Start Task data
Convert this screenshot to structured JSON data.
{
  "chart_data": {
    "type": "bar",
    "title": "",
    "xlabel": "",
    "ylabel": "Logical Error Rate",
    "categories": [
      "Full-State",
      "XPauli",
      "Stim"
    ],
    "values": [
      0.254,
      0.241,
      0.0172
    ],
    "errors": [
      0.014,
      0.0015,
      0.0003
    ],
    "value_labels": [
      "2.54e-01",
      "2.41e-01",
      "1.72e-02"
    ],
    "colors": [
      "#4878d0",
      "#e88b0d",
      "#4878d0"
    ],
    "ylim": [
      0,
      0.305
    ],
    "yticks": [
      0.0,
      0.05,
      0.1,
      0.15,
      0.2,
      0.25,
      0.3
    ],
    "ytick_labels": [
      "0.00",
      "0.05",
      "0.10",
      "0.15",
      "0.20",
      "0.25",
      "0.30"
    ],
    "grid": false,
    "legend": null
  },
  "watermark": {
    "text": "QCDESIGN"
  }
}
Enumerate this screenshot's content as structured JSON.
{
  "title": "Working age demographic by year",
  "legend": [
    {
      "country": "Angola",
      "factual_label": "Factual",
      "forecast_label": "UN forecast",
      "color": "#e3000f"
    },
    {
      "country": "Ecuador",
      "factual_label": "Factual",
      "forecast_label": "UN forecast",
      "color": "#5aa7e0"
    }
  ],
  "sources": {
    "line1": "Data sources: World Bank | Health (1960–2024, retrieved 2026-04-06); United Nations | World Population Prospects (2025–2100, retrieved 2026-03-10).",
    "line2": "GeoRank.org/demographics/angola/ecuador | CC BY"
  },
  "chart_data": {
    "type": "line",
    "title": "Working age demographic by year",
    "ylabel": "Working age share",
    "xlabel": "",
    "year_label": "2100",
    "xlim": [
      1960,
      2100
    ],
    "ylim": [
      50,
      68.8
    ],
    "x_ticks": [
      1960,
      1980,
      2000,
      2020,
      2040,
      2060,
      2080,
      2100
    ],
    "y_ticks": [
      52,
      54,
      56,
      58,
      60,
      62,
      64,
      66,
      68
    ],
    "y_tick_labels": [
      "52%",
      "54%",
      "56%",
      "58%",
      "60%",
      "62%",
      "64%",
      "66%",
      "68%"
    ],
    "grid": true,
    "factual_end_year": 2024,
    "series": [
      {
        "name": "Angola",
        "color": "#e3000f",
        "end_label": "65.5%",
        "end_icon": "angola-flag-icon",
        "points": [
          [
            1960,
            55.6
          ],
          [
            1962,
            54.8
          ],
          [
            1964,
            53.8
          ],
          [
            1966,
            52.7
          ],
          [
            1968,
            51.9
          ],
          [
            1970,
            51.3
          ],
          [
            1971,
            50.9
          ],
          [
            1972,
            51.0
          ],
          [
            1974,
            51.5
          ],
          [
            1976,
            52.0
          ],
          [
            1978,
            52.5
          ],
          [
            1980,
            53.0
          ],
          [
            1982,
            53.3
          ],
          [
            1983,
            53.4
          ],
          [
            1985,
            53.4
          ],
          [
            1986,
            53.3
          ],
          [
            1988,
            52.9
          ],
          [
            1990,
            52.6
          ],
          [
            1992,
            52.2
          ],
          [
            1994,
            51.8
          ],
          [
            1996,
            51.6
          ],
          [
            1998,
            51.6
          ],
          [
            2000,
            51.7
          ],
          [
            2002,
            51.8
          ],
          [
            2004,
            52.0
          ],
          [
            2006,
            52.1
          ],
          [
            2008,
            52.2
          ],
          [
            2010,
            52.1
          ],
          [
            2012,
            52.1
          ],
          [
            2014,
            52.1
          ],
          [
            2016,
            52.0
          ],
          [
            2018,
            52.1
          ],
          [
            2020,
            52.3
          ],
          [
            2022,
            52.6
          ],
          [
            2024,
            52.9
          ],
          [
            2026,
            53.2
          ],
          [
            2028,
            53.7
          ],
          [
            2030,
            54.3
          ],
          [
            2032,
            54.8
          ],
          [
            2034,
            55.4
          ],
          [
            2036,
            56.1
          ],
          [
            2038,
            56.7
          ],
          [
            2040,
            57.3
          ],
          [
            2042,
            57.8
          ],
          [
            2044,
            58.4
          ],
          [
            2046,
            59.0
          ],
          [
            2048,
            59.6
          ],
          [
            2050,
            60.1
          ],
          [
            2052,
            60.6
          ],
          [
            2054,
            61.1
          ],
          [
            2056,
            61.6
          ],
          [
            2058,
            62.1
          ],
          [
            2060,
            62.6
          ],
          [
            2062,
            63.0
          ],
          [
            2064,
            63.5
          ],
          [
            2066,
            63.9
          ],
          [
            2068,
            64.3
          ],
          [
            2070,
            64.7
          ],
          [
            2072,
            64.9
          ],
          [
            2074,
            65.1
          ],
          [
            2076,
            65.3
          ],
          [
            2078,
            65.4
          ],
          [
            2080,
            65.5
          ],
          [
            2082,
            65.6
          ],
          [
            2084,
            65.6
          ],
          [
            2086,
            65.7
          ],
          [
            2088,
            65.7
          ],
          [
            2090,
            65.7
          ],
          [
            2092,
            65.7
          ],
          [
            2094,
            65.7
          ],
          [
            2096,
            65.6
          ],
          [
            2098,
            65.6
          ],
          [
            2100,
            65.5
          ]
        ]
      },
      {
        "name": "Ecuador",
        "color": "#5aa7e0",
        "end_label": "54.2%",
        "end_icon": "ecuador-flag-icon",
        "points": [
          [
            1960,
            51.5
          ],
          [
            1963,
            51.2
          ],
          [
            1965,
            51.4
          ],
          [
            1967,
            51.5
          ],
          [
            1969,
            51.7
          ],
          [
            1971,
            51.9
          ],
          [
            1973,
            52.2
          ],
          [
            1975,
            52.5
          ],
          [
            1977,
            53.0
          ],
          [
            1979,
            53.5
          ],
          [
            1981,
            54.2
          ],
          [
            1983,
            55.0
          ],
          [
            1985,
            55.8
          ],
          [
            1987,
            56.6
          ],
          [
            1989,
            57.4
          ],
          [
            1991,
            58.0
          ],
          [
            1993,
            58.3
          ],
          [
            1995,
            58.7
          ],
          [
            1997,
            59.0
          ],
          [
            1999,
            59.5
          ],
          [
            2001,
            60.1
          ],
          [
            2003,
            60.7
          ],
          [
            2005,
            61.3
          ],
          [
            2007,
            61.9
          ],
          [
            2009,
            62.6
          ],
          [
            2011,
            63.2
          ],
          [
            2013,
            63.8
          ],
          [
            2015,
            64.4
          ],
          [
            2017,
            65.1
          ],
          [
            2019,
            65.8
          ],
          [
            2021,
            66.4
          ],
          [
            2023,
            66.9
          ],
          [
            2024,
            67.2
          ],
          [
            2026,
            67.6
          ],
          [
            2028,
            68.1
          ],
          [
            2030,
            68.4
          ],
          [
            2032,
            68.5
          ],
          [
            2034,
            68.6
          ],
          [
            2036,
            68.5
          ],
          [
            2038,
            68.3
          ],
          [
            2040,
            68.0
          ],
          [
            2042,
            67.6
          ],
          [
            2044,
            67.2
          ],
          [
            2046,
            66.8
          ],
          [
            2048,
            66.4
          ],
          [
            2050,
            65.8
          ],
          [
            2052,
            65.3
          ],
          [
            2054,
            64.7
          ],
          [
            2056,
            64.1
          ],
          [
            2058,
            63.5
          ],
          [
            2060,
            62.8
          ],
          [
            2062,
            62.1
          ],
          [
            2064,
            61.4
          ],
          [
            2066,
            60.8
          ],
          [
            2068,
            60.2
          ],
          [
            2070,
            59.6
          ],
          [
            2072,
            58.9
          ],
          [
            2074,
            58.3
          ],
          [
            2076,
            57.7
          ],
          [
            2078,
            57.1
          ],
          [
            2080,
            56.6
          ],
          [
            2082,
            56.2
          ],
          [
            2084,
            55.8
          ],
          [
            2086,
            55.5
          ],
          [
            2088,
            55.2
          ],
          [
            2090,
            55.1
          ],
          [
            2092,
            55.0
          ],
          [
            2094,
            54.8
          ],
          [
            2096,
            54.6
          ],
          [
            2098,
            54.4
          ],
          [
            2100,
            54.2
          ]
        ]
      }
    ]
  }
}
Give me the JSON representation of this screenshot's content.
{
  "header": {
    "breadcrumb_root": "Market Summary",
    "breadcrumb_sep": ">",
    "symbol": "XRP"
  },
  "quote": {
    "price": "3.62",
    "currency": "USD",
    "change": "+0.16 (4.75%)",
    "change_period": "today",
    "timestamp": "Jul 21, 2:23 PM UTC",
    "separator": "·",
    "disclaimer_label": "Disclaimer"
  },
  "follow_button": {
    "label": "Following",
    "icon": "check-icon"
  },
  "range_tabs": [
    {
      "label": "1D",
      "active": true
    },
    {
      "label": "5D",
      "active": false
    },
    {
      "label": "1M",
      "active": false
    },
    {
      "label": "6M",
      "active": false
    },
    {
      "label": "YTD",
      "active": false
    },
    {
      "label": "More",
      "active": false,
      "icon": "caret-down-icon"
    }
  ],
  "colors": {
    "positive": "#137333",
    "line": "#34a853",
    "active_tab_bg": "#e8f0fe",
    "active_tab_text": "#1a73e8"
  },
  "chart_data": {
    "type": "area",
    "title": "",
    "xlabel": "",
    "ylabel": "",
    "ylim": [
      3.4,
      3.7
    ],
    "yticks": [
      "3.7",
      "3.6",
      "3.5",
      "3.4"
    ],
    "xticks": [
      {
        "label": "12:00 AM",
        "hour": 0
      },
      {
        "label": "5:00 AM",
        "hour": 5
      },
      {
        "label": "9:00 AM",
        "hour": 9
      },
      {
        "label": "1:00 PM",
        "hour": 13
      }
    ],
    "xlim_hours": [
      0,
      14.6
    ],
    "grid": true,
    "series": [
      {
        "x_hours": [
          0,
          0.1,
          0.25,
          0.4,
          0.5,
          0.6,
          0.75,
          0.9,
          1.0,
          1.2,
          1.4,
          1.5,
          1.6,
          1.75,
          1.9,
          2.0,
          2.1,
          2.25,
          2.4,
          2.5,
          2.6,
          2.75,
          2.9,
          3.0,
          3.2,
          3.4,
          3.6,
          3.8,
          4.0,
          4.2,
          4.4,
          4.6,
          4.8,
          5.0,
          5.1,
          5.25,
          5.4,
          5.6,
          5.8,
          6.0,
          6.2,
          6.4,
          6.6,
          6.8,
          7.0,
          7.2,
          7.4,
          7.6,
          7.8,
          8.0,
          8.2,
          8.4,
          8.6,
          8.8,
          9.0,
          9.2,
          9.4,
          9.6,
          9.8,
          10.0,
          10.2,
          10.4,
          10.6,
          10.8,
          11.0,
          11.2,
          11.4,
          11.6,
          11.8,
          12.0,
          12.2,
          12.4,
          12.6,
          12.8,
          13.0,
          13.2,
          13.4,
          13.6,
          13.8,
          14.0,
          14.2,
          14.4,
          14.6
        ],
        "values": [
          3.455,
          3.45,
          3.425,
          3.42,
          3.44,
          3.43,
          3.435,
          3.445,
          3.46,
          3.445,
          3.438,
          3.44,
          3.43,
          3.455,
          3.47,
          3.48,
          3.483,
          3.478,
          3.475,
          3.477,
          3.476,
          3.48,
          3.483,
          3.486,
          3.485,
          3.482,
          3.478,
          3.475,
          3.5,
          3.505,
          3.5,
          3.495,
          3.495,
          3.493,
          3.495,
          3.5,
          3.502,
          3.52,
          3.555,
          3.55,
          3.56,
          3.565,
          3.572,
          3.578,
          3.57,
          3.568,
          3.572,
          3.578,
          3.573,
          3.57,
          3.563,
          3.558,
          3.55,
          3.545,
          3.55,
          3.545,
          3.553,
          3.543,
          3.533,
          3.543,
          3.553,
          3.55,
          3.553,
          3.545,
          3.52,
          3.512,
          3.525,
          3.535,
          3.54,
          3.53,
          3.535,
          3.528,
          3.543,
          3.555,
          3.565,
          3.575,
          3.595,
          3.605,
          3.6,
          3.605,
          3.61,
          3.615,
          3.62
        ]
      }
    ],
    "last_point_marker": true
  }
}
End Task data
◆ Objective: Read through the entries and copy each line in which "title" appears.

◆ Solution to this exercise:
    "title": "",
  "title": "Working age demographic by year",
    "title": "Working age demographic by year",
    "title": "",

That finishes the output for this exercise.